- Exercise directions:
What do the lines say from the one containing "What's the underlying" to the end of the records? Restate them word for word, and only those.

- Input data:
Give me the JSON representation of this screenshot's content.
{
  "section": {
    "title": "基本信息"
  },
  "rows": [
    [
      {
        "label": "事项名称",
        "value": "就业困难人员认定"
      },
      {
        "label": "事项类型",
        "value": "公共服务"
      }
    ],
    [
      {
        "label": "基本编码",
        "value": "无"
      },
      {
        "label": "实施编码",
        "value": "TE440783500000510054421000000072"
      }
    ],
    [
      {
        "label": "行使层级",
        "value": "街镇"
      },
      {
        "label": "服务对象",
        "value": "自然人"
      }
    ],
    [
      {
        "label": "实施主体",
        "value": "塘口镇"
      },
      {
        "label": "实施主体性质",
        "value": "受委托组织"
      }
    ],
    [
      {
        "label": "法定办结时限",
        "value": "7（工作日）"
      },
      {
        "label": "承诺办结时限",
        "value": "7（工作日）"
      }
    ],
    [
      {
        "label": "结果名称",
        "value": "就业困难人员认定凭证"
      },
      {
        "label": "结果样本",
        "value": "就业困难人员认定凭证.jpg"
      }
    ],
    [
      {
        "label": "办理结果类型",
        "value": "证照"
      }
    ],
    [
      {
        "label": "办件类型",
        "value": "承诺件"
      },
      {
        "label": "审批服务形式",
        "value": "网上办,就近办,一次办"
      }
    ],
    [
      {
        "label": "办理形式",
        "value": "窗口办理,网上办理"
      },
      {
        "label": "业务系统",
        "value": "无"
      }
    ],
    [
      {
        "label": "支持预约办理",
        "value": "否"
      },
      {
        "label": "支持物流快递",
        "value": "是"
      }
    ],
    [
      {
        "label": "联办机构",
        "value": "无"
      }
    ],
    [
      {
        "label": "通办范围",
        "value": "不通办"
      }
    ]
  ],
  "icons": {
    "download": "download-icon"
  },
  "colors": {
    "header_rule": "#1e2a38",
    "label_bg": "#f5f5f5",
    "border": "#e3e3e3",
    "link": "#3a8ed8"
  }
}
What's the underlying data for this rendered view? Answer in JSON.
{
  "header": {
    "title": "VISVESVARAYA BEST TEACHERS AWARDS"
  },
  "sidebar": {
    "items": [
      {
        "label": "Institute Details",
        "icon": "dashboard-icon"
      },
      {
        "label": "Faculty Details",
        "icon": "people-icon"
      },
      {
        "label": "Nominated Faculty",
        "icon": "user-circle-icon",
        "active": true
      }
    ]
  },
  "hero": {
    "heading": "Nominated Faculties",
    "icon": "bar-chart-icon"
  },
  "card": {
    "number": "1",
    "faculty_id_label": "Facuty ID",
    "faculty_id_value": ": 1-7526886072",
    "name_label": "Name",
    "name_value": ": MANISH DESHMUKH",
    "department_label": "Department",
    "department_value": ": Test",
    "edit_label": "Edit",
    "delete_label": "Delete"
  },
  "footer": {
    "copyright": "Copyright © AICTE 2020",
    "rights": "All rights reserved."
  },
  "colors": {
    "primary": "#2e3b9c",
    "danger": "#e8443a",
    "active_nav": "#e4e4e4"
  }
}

- Solution to this task:
What's the underlying data for this rendered view? Answer in JSON.
{
  "header": {
    "title": "VISVESVARAYA BEST TEACHERS AWARDS"
  },
  "sidebar": {
    "items": [
      {
        "label": "Institute Details",
        "icon": "dashboard-icon"
      },
      {
        "label": "Faculty Details",
        "icon": "people-icon"
      },
      {
        "label": "Nominated Faculty",
        "icon": "user-circle-icon",
        "active": true
      }
    ]
  },
  "hero": {
    "heading": "Nominated Faculties",
    "icon": "bar-chart-icon"
  },
  "card": {
    "number": "1",
    "faculty_id_label": "Facuty ID",
    "faculty_id_value": ": 1-7526886072",
    "name_label": "Name",
    "name_value": ": MANISH DESHMUKH",
    "department_label": "Department",
    "department_value": ": Test",
    "edit_label": "Edit",
    "delete_label": "Delete"
  },
  "footer": {
    "copyright": "Copyright © AICTE 2020",
    "rights": "All rights reserved."
  },
  "colors": {
    "primary": "#2e3b9c",
    "danger": "#e8443a",
    "active_nav": "#e4e4e4"
  }
}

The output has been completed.